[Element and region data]
--------------------

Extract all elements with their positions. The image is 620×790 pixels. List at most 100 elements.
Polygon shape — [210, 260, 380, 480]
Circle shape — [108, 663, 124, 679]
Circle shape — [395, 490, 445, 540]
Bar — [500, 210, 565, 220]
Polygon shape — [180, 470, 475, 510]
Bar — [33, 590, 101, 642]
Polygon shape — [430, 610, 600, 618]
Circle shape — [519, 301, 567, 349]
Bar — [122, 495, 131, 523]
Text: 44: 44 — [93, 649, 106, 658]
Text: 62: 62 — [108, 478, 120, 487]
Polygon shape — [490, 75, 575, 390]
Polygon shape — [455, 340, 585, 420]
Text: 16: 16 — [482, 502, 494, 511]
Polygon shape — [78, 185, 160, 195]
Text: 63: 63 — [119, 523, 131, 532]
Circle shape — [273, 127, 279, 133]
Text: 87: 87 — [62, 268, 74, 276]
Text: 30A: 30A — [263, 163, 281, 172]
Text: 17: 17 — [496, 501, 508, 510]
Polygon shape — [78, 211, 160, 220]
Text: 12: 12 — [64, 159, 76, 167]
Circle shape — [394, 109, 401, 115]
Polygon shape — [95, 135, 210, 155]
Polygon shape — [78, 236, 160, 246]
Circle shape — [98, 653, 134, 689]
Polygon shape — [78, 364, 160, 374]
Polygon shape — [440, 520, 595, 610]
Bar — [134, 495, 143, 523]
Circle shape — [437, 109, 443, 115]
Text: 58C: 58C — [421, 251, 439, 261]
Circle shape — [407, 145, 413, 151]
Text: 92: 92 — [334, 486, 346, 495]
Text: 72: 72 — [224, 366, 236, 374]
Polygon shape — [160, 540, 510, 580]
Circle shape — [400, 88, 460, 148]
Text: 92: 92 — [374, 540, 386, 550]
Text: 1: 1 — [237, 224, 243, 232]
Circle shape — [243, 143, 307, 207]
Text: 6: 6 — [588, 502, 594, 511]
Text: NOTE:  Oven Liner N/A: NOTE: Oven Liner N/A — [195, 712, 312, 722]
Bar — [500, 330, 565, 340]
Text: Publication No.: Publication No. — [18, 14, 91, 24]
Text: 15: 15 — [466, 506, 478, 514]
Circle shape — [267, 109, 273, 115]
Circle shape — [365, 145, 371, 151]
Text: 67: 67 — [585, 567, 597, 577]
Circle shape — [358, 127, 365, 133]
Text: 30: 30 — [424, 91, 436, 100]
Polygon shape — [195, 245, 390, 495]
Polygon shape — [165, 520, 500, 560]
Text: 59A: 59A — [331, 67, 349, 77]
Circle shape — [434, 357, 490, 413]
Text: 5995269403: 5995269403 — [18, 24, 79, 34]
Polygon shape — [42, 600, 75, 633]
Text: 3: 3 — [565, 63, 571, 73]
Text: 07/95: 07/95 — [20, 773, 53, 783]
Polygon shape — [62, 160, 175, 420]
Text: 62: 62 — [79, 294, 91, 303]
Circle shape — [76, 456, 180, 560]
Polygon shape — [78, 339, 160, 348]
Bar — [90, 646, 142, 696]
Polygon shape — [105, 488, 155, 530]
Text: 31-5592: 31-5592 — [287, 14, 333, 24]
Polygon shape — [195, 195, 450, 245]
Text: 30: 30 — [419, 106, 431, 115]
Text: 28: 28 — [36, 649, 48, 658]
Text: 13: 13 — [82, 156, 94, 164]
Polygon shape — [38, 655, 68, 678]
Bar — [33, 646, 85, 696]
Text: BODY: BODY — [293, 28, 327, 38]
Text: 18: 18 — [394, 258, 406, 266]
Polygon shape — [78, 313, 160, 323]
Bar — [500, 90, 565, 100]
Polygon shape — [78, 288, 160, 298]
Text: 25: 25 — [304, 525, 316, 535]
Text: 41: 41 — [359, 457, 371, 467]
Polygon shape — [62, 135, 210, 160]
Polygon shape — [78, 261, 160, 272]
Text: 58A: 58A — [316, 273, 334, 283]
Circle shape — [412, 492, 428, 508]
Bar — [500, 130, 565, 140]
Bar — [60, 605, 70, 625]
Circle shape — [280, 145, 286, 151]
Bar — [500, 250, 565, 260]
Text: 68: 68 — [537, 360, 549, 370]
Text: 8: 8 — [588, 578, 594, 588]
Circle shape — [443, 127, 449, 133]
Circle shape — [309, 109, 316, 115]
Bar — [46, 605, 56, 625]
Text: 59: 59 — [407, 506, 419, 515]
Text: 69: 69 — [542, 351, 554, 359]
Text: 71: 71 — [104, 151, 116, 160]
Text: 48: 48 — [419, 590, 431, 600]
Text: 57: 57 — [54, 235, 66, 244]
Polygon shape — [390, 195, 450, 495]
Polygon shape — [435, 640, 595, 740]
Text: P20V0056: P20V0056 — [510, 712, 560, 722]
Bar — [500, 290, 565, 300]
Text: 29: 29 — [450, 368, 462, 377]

--------------------

Show each line of the listing above that contains the string "Extract".

Extract all elements with their positions. The image is 620×790 pixels. List at most 100 elements.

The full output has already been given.